> _Your objective_: Report only the number of lines that hold the word "this".

> _Recorded information_:
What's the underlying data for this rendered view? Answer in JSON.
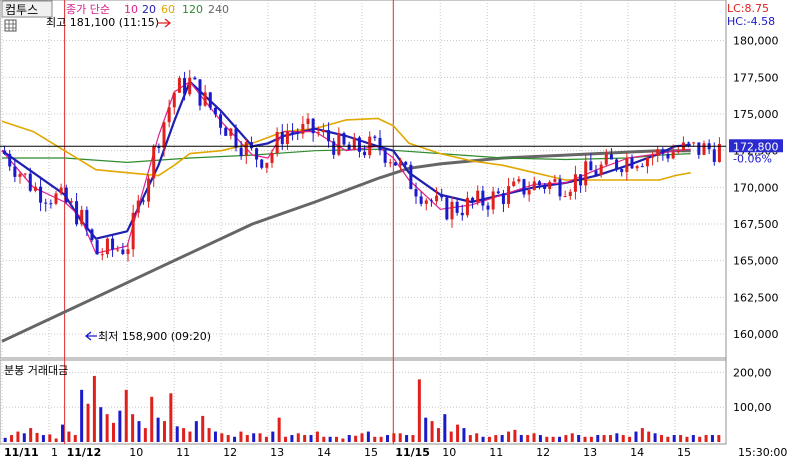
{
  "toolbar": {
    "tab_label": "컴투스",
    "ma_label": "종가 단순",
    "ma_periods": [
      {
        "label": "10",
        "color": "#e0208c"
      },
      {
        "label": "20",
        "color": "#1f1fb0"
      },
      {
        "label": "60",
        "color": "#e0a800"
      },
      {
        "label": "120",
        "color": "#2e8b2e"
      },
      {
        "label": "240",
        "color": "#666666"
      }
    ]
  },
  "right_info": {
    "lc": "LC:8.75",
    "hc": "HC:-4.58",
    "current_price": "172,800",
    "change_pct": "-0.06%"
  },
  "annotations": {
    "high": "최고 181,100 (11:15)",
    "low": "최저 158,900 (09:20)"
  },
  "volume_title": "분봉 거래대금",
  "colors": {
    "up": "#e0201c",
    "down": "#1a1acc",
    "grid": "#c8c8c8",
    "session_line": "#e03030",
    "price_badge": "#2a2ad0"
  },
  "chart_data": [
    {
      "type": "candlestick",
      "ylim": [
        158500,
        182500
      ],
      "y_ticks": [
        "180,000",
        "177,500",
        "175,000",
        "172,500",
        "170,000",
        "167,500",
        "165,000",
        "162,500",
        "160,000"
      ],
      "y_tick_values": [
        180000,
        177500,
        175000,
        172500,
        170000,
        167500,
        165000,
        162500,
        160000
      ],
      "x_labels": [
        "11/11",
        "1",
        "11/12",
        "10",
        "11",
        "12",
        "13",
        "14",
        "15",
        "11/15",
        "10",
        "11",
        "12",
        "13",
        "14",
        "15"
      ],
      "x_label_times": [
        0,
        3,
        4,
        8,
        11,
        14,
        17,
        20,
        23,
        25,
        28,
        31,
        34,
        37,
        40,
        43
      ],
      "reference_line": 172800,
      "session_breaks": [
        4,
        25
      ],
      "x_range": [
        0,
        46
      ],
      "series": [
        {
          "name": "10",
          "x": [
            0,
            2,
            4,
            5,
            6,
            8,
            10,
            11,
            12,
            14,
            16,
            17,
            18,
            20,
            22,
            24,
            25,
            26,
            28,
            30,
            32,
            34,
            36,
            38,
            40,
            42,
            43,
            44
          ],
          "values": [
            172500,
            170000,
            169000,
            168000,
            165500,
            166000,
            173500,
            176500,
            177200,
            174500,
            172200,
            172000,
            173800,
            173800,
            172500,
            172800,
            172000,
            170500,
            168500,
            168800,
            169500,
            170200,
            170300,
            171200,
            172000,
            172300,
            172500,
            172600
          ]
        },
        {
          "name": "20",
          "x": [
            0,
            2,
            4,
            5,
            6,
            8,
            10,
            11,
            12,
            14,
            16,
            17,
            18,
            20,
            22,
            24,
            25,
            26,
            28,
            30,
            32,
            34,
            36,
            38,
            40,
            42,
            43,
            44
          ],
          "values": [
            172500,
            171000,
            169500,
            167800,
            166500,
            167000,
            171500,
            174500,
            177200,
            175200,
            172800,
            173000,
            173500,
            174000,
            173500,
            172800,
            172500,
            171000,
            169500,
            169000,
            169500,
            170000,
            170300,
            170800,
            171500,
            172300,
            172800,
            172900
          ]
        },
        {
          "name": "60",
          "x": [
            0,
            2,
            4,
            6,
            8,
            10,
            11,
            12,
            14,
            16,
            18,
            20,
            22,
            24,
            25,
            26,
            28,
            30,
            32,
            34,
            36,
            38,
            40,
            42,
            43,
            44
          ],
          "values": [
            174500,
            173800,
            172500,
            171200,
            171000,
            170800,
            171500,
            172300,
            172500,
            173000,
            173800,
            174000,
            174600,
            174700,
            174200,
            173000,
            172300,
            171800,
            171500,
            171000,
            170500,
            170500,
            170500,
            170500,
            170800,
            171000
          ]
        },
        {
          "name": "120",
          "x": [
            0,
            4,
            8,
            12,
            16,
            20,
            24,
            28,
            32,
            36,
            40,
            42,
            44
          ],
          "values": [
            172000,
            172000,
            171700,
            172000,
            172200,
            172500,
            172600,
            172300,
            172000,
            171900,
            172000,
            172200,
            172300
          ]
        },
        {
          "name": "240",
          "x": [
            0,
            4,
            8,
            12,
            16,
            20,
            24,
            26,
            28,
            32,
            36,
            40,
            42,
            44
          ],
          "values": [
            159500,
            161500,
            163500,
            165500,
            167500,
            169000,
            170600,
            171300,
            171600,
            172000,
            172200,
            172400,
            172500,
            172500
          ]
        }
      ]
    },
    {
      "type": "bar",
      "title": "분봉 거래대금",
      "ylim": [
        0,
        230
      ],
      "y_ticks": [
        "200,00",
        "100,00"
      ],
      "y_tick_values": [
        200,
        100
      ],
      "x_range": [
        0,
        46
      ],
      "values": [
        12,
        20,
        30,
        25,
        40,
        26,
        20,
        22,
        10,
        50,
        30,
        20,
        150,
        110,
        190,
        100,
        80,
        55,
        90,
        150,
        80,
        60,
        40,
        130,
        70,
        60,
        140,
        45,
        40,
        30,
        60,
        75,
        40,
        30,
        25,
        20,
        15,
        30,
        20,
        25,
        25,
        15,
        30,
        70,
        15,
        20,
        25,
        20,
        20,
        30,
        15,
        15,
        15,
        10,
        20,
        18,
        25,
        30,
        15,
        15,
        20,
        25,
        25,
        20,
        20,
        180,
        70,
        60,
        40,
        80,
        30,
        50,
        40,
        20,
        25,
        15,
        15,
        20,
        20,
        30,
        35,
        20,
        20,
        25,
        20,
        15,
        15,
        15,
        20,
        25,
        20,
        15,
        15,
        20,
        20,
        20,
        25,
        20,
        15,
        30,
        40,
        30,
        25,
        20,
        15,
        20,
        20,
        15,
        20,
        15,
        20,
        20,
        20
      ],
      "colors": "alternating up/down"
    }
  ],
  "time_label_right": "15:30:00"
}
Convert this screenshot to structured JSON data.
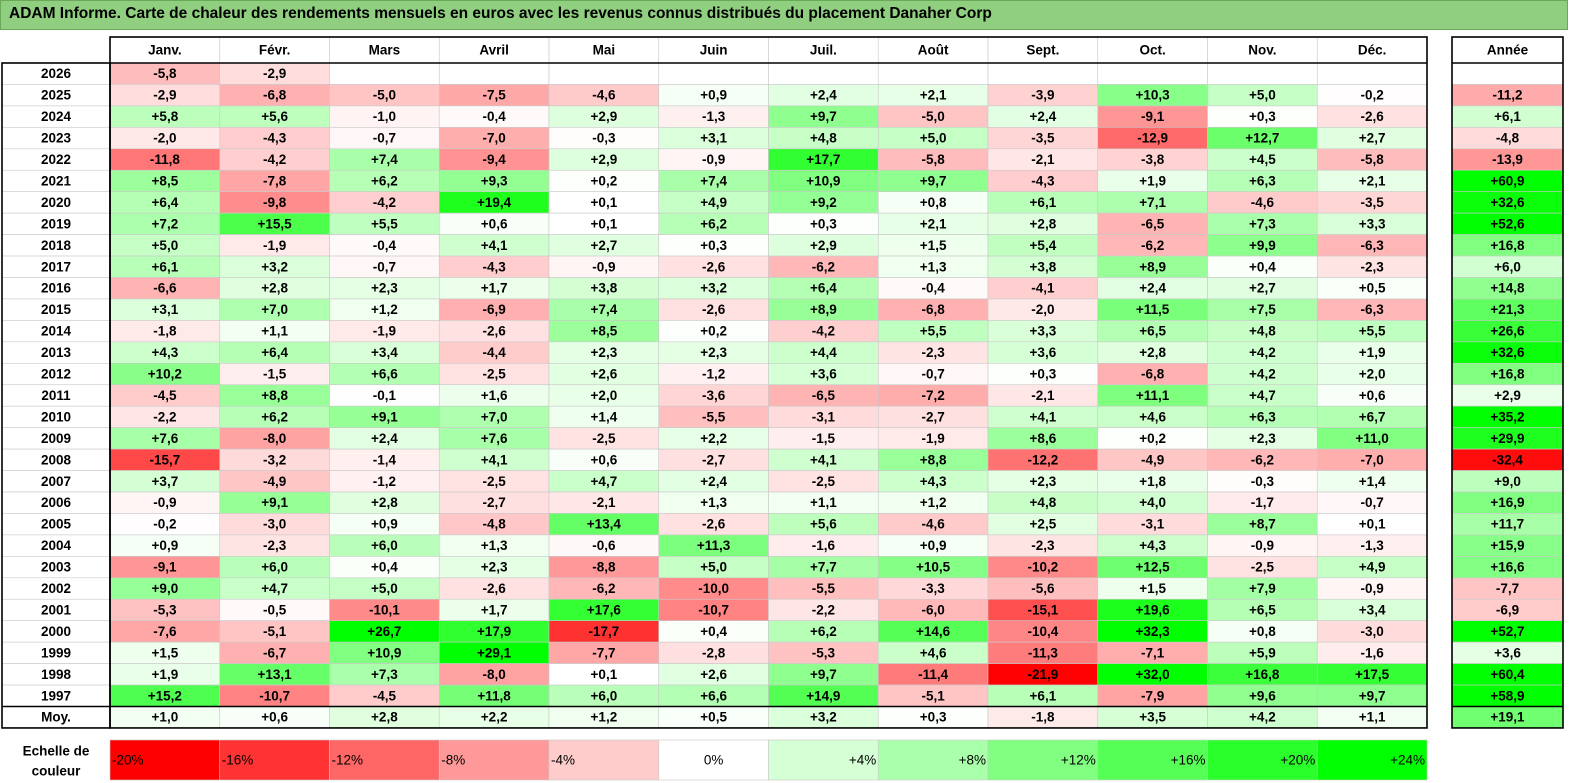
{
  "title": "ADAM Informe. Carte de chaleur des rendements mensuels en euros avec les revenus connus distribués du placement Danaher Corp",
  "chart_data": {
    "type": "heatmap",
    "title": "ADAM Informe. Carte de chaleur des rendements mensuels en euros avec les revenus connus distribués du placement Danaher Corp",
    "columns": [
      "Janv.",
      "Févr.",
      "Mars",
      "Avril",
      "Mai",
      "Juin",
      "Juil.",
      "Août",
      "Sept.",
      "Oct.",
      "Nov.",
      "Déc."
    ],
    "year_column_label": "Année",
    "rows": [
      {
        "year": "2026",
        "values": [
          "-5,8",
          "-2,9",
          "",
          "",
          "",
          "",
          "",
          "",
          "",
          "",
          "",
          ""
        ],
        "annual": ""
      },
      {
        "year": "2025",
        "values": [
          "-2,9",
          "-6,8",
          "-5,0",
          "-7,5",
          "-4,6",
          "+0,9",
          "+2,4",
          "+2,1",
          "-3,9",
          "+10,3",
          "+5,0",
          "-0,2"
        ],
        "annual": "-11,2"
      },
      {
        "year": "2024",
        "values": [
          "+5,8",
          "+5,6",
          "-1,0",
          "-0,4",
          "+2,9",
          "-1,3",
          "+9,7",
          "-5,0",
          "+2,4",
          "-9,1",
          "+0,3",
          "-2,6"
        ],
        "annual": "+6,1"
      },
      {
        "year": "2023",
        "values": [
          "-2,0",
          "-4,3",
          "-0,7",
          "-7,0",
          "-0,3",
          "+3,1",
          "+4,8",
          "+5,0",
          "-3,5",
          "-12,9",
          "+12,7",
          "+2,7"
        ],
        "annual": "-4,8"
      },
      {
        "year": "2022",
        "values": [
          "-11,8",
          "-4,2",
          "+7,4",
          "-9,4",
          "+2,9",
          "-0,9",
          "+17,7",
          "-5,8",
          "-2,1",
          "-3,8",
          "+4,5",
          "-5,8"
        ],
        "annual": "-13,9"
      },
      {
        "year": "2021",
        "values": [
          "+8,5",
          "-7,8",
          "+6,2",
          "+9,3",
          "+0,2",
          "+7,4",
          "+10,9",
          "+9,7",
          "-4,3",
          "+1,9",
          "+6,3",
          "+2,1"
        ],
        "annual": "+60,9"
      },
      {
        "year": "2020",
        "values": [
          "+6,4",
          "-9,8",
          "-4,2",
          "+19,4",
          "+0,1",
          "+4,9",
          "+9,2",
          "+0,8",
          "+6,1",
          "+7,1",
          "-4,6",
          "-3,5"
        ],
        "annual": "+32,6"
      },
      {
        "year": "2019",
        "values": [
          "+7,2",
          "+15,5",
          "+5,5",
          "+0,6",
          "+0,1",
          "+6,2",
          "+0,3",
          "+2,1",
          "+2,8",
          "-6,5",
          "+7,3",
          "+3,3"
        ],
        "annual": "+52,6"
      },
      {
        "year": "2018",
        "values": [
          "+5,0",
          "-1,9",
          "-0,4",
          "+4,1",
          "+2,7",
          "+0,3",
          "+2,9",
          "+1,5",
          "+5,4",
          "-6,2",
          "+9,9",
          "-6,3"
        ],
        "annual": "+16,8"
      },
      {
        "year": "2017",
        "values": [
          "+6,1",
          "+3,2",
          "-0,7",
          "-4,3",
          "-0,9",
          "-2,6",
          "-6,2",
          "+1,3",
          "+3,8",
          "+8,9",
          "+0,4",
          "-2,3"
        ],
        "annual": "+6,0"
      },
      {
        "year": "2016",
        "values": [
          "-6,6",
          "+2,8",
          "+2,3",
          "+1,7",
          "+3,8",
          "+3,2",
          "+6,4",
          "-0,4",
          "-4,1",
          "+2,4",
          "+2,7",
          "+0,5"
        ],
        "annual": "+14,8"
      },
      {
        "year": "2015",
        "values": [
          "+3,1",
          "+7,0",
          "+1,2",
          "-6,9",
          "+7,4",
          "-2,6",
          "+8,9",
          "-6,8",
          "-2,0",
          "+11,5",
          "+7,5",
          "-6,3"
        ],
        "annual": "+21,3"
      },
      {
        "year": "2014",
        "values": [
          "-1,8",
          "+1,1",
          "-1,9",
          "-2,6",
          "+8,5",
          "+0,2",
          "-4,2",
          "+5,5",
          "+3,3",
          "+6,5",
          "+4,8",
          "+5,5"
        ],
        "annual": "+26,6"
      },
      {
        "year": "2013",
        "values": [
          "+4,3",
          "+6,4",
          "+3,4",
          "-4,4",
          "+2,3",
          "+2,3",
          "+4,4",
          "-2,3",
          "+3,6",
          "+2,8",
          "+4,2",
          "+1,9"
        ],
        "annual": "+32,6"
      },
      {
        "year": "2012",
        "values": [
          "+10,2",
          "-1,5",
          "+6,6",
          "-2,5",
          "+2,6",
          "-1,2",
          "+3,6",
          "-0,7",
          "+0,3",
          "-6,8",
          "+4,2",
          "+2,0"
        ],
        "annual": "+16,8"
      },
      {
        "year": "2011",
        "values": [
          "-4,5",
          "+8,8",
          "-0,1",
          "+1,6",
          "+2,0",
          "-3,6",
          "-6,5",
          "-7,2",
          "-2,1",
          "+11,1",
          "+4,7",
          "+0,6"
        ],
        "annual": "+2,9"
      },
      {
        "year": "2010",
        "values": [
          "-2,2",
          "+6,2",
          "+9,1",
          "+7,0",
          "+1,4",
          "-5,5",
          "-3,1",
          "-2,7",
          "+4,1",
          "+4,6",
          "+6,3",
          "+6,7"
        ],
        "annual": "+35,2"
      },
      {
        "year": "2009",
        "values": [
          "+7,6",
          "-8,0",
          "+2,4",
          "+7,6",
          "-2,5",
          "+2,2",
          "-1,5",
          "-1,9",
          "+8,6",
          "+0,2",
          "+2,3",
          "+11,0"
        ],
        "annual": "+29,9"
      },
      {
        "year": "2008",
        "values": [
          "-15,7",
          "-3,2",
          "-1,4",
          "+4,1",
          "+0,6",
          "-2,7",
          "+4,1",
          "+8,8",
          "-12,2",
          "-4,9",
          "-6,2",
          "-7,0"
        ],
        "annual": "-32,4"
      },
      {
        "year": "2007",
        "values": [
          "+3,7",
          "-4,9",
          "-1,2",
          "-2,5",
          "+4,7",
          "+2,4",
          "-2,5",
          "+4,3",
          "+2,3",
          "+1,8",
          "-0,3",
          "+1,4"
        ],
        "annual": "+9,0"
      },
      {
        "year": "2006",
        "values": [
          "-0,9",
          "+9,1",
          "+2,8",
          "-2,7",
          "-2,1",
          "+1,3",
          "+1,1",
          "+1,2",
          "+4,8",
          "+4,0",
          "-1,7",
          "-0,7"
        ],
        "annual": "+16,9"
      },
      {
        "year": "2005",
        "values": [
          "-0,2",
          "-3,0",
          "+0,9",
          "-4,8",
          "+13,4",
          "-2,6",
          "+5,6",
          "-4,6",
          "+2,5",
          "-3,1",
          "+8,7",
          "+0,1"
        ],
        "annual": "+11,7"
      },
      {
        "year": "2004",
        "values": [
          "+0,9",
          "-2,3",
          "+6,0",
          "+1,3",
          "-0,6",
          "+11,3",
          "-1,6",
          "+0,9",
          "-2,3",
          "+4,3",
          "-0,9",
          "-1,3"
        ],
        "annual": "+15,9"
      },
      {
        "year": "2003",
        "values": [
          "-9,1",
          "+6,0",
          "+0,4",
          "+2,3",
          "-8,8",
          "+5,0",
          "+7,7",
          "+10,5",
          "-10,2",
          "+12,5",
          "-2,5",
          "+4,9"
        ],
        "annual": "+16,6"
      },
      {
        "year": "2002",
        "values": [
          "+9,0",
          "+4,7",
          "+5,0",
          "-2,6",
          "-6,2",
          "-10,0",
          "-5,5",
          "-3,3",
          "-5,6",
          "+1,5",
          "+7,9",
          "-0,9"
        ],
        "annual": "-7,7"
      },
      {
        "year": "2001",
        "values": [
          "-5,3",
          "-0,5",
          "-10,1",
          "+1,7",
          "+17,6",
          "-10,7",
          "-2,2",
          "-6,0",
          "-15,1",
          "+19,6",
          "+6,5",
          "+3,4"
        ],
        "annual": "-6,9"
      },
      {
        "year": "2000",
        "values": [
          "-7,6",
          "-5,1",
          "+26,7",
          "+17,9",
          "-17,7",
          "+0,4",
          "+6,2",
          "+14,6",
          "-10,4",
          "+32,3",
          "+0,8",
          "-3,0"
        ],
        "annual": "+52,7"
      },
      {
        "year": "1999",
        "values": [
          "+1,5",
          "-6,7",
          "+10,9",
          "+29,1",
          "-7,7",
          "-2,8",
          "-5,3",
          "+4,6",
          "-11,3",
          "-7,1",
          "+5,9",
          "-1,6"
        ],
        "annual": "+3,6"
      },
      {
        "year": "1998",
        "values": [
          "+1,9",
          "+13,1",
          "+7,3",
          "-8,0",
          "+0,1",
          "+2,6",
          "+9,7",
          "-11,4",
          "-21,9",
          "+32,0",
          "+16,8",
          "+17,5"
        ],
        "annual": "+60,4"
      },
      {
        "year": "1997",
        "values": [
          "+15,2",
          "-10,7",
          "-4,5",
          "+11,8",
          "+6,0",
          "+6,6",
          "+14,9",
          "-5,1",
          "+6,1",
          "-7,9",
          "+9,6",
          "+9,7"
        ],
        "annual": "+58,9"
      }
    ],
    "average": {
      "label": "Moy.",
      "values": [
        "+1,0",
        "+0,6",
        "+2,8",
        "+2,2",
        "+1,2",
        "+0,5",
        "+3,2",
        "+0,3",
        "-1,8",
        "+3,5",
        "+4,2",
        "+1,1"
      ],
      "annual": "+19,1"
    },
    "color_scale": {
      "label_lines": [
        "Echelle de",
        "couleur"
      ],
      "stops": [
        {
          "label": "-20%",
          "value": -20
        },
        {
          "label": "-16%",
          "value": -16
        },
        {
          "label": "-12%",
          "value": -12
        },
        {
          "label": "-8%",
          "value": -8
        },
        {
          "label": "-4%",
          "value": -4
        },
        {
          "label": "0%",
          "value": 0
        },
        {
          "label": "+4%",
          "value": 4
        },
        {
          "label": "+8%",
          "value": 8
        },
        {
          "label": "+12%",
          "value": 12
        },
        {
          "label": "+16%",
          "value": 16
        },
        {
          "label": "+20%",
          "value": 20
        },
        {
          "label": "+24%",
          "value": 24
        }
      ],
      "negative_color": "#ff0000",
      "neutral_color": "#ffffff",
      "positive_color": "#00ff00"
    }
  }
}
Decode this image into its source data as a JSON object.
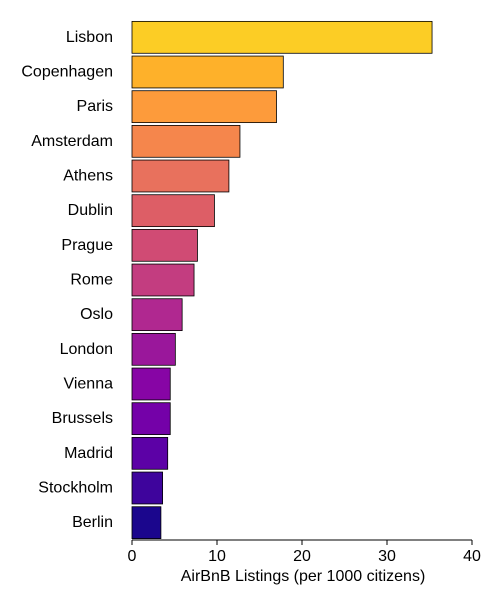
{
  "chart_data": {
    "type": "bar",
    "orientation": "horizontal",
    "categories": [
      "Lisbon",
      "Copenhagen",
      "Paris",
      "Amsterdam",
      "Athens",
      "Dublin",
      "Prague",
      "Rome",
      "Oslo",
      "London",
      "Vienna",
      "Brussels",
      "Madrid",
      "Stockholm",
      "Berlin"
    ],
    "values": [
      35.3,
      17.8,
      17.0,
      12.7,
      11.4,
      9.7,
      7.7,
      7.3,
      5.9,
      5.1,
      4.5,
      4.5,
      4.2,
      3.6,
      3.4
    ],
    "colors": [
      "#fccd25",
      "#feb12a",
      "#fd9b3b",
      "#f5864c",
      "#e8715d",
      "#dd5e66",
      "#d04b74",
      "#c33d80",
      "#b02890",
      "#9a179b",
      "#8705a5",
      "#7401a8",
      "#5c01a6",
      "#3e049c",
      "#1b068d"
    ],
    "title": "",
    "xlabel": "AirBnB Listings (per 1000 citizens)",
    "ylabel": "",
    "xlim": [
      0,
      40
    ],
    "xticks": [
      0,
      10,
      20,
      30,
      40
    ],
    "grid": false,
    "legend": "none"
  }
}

> _Full response_: 3